● Given instruction
Take the entries below and print all of them exactly, please.

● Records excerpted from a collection
:::
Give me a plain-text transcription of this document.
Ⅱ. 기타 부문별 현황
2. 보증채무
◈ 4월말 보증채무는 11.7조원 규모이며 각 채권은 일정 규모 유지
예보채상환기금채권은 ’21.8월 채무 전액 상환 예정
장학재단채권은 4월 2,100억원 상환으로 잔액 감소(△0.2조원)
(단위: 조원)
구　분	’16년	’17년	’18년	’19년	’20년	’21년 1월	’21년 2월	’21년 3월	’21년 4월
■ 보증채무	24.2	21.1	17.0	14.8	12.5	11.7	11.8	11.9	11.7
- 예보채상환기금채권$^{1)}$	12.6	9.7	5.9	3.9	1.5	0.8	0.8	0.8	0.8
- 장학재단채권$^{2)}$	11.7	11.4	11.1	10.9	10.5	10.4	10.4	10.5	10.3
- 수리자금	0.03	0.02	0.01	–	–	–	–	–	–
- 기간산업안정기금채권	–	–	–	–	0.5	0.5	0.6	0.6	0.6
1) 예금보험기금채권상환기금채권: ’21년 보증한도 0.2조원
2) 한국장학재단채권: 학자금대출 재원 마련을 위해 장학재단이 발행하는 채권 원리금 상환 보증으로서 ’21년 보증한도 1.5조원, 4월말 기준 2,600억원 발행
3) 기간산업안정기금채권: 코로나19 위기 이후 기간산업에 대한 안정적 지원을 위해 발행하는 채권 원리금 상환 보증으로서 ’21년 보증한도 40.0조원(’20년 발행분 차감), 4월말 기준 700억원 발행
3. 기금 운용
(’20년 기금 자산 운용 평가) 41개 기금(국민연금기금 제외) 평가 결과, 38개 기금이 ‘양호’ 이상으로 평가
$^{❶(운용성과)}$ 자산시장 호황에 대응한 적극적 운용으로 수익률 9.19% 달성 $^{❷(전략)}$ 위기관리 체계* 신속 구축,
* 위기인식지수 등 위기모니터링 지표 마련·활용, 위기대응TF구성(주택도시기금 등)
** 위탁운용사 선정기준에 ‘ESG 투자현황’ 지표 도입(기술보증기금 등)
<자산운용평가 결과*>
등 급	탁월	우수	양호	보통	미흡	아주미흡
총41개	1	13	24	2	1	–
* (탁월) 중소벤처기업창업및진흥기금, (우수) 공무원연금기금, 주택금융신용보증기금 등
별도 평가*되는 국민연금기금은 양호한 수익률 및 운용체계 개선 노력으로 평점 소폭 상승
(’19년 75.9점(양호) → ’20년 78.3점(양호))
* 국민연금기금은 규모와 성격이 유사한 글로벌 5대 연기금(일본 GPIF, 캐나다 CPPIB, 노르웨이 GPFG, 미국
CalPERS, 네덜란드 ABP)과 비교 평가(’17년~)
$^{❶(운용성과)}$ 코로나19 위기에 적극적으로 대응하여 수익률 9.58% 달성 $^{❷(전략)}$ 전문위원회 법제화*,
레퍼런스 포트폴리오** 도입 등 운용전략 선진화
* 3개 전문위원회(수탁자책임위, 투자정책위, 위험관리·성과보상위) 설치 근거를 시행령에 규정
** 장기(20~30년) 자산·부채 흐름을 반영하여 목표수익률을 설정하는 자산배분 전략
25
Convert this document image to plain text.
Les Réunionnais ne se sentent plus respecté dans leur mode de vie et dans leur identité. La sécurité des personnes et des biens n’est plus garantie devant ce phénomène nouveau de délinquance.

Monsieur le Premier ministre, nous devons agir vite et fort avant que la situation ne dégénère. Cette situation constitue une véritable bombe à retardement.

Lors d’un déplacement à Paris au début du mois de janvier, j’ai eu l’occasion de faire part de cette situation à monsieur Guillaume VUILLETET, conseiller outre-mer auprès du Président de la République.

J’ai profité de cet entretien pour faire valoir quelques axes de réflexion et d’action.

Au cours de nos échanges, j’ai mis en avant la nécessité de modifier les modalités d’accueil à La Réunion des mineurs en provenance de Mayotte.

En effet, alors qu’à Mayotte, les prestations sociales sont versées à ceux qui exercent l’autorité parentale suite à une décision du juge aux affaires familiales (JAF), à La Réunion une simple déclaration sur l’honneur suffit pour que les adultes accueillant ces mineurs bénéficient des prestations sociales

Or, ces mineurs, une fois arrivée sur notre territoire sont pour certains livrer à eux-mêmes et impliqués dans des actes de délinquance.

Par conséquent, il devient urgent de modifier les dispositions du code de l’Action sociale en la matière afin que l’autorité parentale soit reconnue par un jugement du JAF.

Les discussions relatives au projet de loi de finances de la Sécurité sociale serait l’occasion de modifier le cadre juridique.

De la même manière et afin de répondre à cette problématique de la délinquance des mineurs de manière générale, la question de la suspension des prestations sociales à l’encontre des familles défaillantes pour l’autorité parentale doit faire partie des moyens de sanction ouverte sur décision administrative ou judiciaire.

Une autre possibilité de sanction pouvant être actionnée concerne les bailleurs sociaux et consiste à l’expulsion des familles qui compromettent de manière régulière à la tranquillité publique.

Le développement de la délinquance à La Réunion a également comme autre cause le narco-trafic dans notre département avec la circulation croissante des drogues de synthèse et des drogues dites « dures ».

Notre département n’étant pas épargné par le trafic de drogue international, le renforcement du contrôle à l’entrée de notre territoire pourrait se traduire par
:::
● Finished answer
Give me a plain-text transcription of this document.
Ⅱ. 기타 부문별 현황
2. 보증채무
◈ 4월말 보증채무는 11.7조원 규모이며 각 채권은 일정 규모 유지
예보채상환기금채권은 ’21.8월 채무 전액 상환 예정
장학재단채권은 4월 2,100억원 상환으로 잔액 감소(△0.2조원)
(단위: 조원)
구　분	’16년	’17년	’18년	’19년	’20년	’21년 1월	’21년 2월	’21년 3월	’21년 4월
■ 보증채무	24.2	21.1	17.0	14.8	12.5	11.7	11.8	11.9	11.7
- 예보채상환기금채권$^{1)}$	12.6	9.7	5.9	3.9	1.5	0.8	0.8	0.8	0.8
- 장학재단채권$^{2)}$	11.7	11.4	11.1	10.9	10.5	10.4	10.4	10.5	10.3
- 수리자금	0.03	0.02	0.01	–	–	–	–	–	–
- 기간산업안정기금채권	–	–	–	–	0.5	0.5	0.6	0.6	0.6
1) 예금보험기금채권상환기금채권: ’21년 보증한도 0.2조원
2) 한국장학재단채권: 학자금대출 재원 마련을 위해 장학재단이 발행하는 채권 원리금 상환 보증으로서 ’21년 보증한도 1.5조원, 4월말 기준 2,600억원 발행
3) 기간산업안정기금채권: 코로나19 위기 이후 기간산업에 대한 안정적 지원을 위해 발행하는 채권 원리금 상환 보증으로서 ’21년 보증한도 40.0조원(’20년 발행분 차감), 4월말 기준 700억원 발행
3. 기금 운용
(’20년 기금 자산 운용 평가) 41개 기금(국민연금기금 제외) 평가 결과, 38개 기금이 ‘양호’ 이상으로 평가
$^{❶(운용성과)}$ 자산시장 호황에 대응한 적극적 운용으로 수익률 9.19% 달성 $^{❷(전략)}$ 위기관리 체계* 신속 구축,
* 위기인식지수 등 위기모니터링 지표 마련·활용, 위기대응TF구성(주택도시기금 등)
** 위탁운용사 선정기준에 ‘ESG 투자현황’ 지표 도입(기술보증기금 등)
<자산운용평가 결과*>
등 급	탁월	우수	양호	보통	미흡	아주미흡
총41개	1	13	24	2	1	–
* (탁월) 중소벤처기업창업및진흥기금, (우수) 공무원연금기금, 주택금융신용보증기금 등
별도 평가*되는 국민연금기금은 양호한 수익률 및 운용체계 개선 노력으로 평점 소폭 상승
(’19년 75.9점(양호) → ’20년 78.3점(양호))
* 국민연금기금은 규모와 성격이 유사한 글로벌 5대 연기금(일본 GPIF, 캐나다 CPPIB, 노르웨이 GPFG, 미국
CalPERS, 네덜란드 ABP)과 비교 평가(’17년~)
$^{❶(운용성과)}$ 코로나19 위기에 적극적으로 대응하여 수익률 9.58% 달성 $^{❷(전략)}$ 전문위원회 법제화*,
레퍼런스 포트폴리오** 도입 등 운용전략 선진화
* 3개 전문위원회(수탁자책임위, 투자정책위, 위험관리·성과보상위) 설치 근거를 시행령에 규정
** 장기(20~30년) 자산·부채 흐름을 반영하여 목표수익률을 설정하는 자산배분 전략
25
Convert this document image to plain text.
Les Réunionnais ne se sentent plus respecté dans leur mode de vie et dans leur identité. La sécurité des personnes et des biens n’est plus garantie devant ce phénomène nouveau de délinquance.

Monsieur le Premier ministre, nous devons agir vite et fort avant que la situation ne dégénère. Cette situation constitue une véritable bombe à retardement.

Lors d’un déplacement à Paris au début du mois de janvier, j’ai eu l’occasion de faire part de cette situation à monsieur Guillaume VUILLETET, conseiller outre-mer auprès du Président de la République.

J’ai profité de cet entretien pour faire valoir quelques axes de réflexion et d’action.

Au cours de nos échanges, j’ai mis en avant la nécessité de modifier les modalités d’accueil à La Réunion des mineurs en provenance de Mayotte.

En effet, alors qu’à Mayotte, les prestations sociales sont versées à ceux qui exercent l’autorité parentale suite à une décision du juge aux affaires familiales (JAF), à La Réunion une simple déclaration sur l’honneur suffit pour que les adultes accueillant ces mineurs bénéficient des prestations sociales

Or, ces mineurs, une fois arrivée sur notre territoire sont pour certains livrer à eux-mêmes et impliqués dans des actes de délinquance.

Par conséquent, il devient urgent de modifier les dispositions du code de l’Action sociale en la matière afin que l’autorité parentale soit reconnue par un jugement du JAF.

Les discussions relatives au projet de loi de finances de la Sécurité sociale serait l’occasion de modifier le cadre juridique.

De la même manière et afin de répondre à cette problématique de la délinquance des mineurs de manière générale, la question de la suspension des prestations sociales à l’encontre des familles défaillantes pour l’autorité parentale doit faire partie des moyens de sanction ouverte sur décision administrative ou judiciaire.

Une autre possibilité de sanction pouvant être actionnée concerne les bailleurs sociaux et consiste à l’expulsion des familles qui compromettent de manière régulière à la tranquillité publique.

Le développement de la délinquance à La Réunion a également comme autre cause le narco-trafic dans notre département avec la circulation croissante des drogues de synthèse et des drogues dites « dures ».

Notre département n’étant pas épargné par le trafic de drogue international, le renforcement du contrôle à l’entrée de notre territoire pourrait se traduire par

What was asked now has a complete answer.